------ Extracted information

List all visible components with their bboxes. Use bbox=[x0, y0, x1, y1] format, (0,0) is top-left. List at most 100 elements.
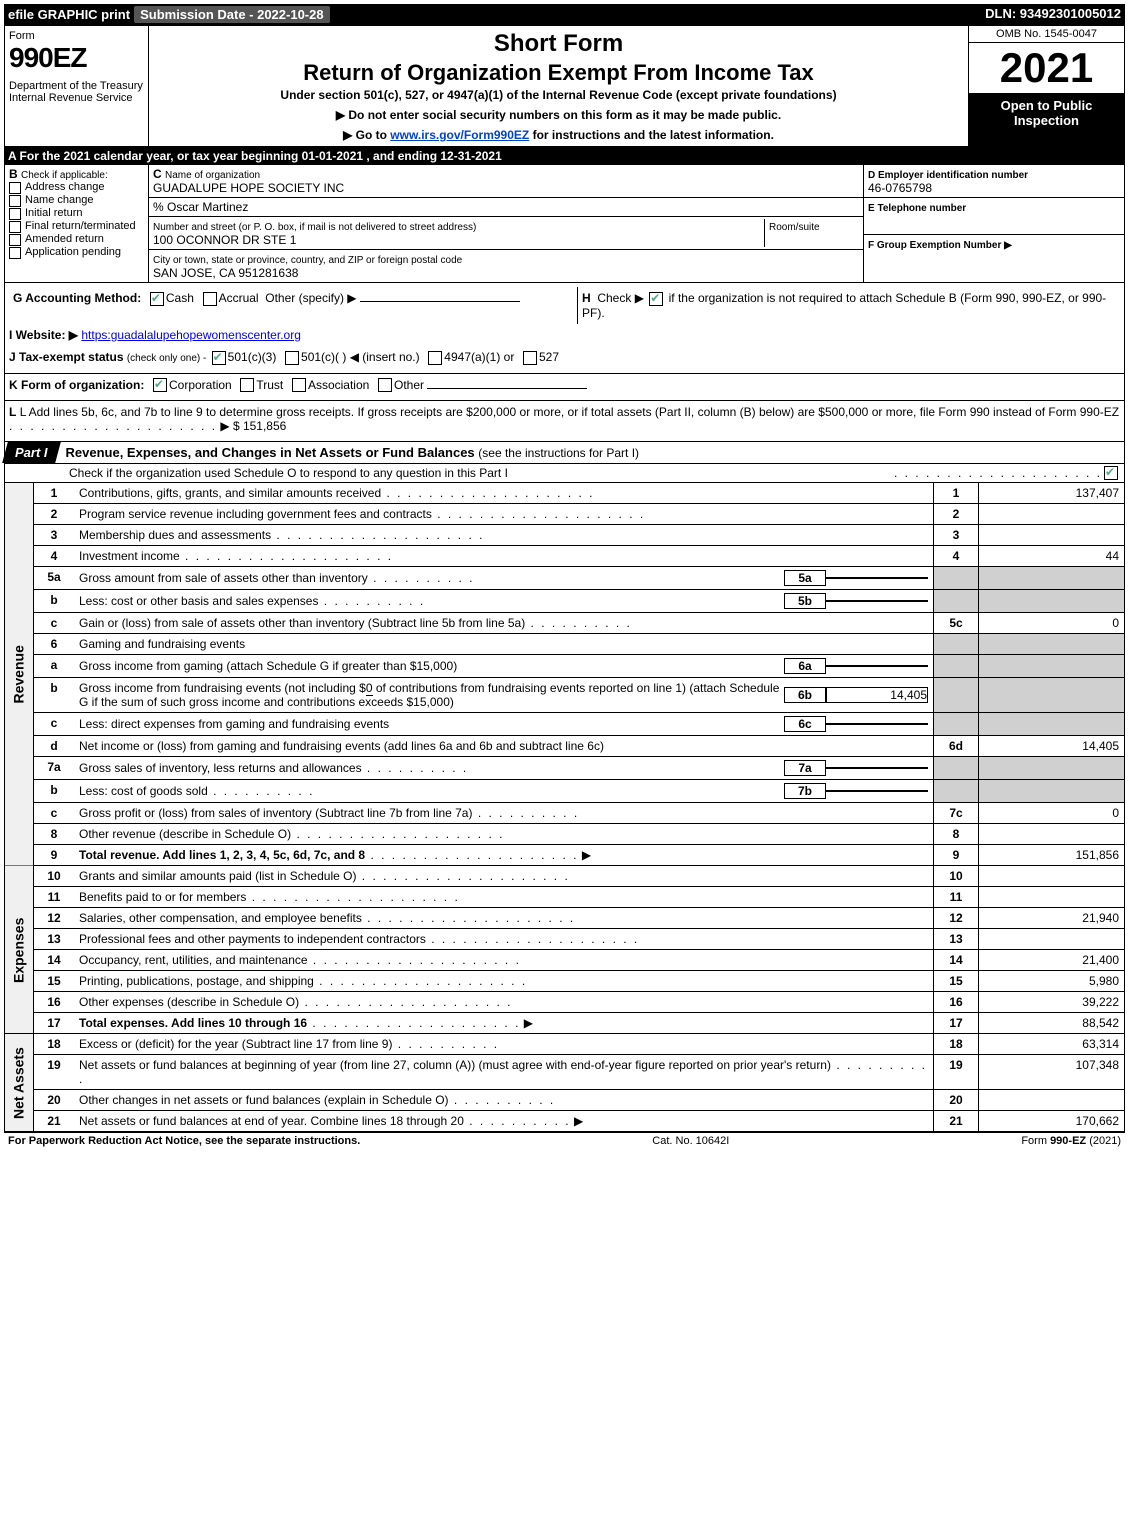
line-6b-sub: 6b bbox=[784, 687, 826, 703]
line-19-desc: Net assets or fund balances at beginning… bbox=[79, 1058, 831, 1072]
check-527[interactable] bbox=[523, 351, 537, 365]
line-15-val: 5,980 bbox=[979, 971, 1125, 992]
part-i-header: Part I Revenue, Expenses, and Changes in… bbox=[4, 442, 1125, 464]
check-schedule-o-part-i[interactable] bbox=[1104, 466, 1118, 480]
other-specify-label: Other (specify) ▶ bbox=[265, 291, 356, 305]
line-6b-desc-pre: Gross income from fundraising events (no… bbox=[79, 681, 366, 695]
box-d-label: D Employer identification number bbox=[868, 170, 1028, 181]
line-6d-val: 14,405 bbox=[979, 736, 1125, 757]
check-name-change[interactable]: Name change bbox=[9, 194, 144, 207]
form-header: Form 990EZ Department of the Treasury In… bbox=[4, 25, 1125, 147]
tax-year: 2021 bbox=[969, 43, 1124, 94]
line-l-amount: ▶ $ 151,856 bbox=[220, 419, 286, 433]
line-19-val: 107,348 bbox=[979, 1055, 1125, 1090]
opt-other-org: Other bbox=[394, 378, 424, 392]
line-j-container: J Tax-exempt status (check only one) - 5… bbox=[4, 350, 1125, 373]
check-501c[interactable] bbox=[285, 351, 299, 365]
submission-date: Submission Date - 2022-10-28 bbox=[134, 6, 330, 23]
name-of-org-label: Name of organization bbox=[165, 170, 260, 181]
check-application-pending[interactable]: Application pending bbox=[9, 246, 144, 259]
line-6c-desc: Less: direct expenses from gaming and fu… bbox=[79, 717, 389, 731]
irs-link[interactable]: www.irs.gov/Form990EZ bbox=[390, 128, 529, 142]
ein-value: 46-0765798 bbox=[868, 181, 932, 195]
line-8-desc: Other revenue (describe in Schedule O) bbox=[79, 827, 291, 841]
box-b-subtitle: Check if applicable: bbox=[21, 170, 108, 181]
goto-prefix: ▶ Go to bbox=[343, 128, 390, 142]
line-5b-desc: Less: cost or other basis and sales expe… bbox=[79, 594, 318, 608]
instruction-ssn: ▶ Do not enter social security numbers o… bbox=[157, 108, 960, 122]
line-15-desc: Printing, publications, postage, and shi… bbox=[79, 974, 314, 988]
footer-catno: Cat. No. 10642I bbox=[652, 1135, 729, 1147]
footer-paperwork: For Paperwork Reduction Act Notice, see … bbox=[8, 1135, 360, 1147]
check-address-change[interactable]: Address change bbox=[9, 181, 144, 194]
line-5c-desc: Gain or (loss) from sale of assets other… bbox=[79, 616, 525, 630]
line-l-container: L L Add lines 5b, 6c, and 7b to line 9 t… bbox=[4, 400, 1125, 442]
line-16-val: 39,222 bbox=[979, 992, 1125, 1013]
line-5c-val: 0 bbox=[979, 613, 1125, 634]
check-cash[interactable] bbox=[150, 292, 164, 306]
line-6b-subval: 14,405 bbox=[826, 687, 928, 703]
check-501c3[interactable] bbox=[212, 351, 226, 365]
line-5b-sub: 5b bbox=[784, 593, 826, 609]
department-label: Department of the Treasury Internal Reve… bbox=[9, 80, 144, 104]
check-trust[interactable] bbox=[240, 378, 254, 392]
line-6c-subval bbox=[826, 723, 928, 725]
check-association[interactable] bbox=[292, 378, 306, 392]
topbar-header: efile GRAPHIC print Submission Date - 20… bbox=[4, 4, 1125, 25]
opt-501c3: 501(c)(3) bbox=[228, 350, 277, 364]
part-i-check-text: Check if the organization used Schedule … bbox=[9, 466, 894, 480]
line-6-desc: Gaming and fundraising events bbox=[79, 637, 245, 651]
line-10-val bbox=[979, 866, 1125, 887]
opt-trust: Trust bbox=[256, 378, 283, 392]
check-amended-return[interactable]: Amended return bbox=[9, 233, 144, 246]
short-form-title: Short Form bbox=[157, 30, 960, 58]
revenue-sidelabel: Revenue bbox=[5, 483, 34, 866]
header-subtitle: Under section 501(c), 527, or 4947(a)(1)… bbox=[157, 88, 960, 102]
line-k-label: K Form of organization: bbox=[9, 378, 144, 392]
box-c-label: C bbox=[153, 167, 162, 181]
line-g-label: G Accounting Method: bbox=[13, 291, 141, 305]
line-14-desc: Occupancy, rent, utilities, and maintena… bbox=[79, 953, 308, 967]
line-h-check-prefix: Check ▶ bbox=[597, 291, 644, 305]
line-6d-desc: Net income or (loss) from gaming and fun… bbox=[79, 739, 604, 753]
line-11-desc: Benefits paid to or for members bbox=[79, 890, 246, 904]
line-3-desc: Membership dues and assessments bbox=[79, 528, 271, 542]
opt-527: 527 bbox=[539, 350, 559, 364]
check-schedule-b[interactable] bbox=[649, 292, 663, 306]
line-h-label: H bbox=[582, 291, 591, 305]
line-13-val bbox=[979, 929, 1125, 950]
website-link[interactable]: https:guadalalupehopewomenscenter.org bbox=[81, 328, 301, 342]
line-5a-subval bbox=[826, 577, 928, 579]
opt-association: Association bbox=[308, 378, 369, 392]
check-4947[interactable] bbox=[428, 351, 442, 365]
line-j-label: J Tax-exempt status bbox=[9, 350, 124, 364]
efile-graphic-print[interactable]: efile GRAPHIC print bbox=[8, 7, 130, 22]
netassets-sidelabel: Net Assets bbox=[5, 1034, 34, 1132]
line-5a-sub: 5a bbox=[784, 570, 826, 586]
line-7c-val: 0 bbox=[979, 803, 1125, 824]
opt-4947: 4947(a)(1) or bbox=[444, 350, 514, 364]
check-accrual[interactable] bbox=[203, 292, 217, 306]
org-name: GUADALUPE HOPE SOCIETY INC bbox=[153, 181, 344, 195]
line-7c-desc: Gross profit or (loss) from sales of inv… bbox=[79, 806, 472, 820]
line-4-val: 44 bbox=[979, 546, 1125, 567]
line-12-desc: Salaries, other compensation, and employ… bbox=[79, 911, 362, 925]
footer-form: Form 990-EZ (2021) bbox=[1021, 1135, 1121, 1147]
line-9-desc: Total revenue. Add lines 1, 2, 3, 4, 5c,… bbox=[79, 848, 365, 862]
other-specify-line[interactable] bbox=[360, 301, 520, 302]
line-18-val: 63,314 bbox=[979, 1034, 1125, 1055]
check-initial-return[interactable]: Initial return bbox=[9, 207, 144, 220]
line-i-label: I Website: ▶ bbox=[9, 328, 78, 342]
line-21-desc: Net assets or fund balances at end of ye… bbox=[79, 1114, 464, 1128]
line-11-val bbox=[979, 887, 1125, 908]
line-i-container: I Website: ▶ https:guadalalupehopewomens… bbox=[4, 328, 1125, 350]
check-final-return[interactable]: Final return/terminated bbox=[9, 220, 144, 233]
line-1-desc: Contributions, gifts, grants, and simila… bbox=[79, 486, 381, 500]
check-other-org[interactable] bbox=[378, 378, 392, 392]
line-1-val: 137,407 bbox=[979, 483, 1125, 504]
room-suite-label: Room/suite bbox=[769, 222, 820, 233]
box-f-label: F Group Exemption Number ▶ bbox=[868, 240, 1012, 251]
check-corporation[interactable] bbox=[153, 378, 167, 392]
box-def: D Employer identification number 46-0765… bbox=[864, 165, 1124, 282]
omb-number: OMB No. 1545-0047 bbox=[969, 26, 1124, 43]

------------

→ **Given instruction**: Please count the lines of the rows that contain the string "prefix", matching case exactly, and give only the number.

→ **Task answer**: 2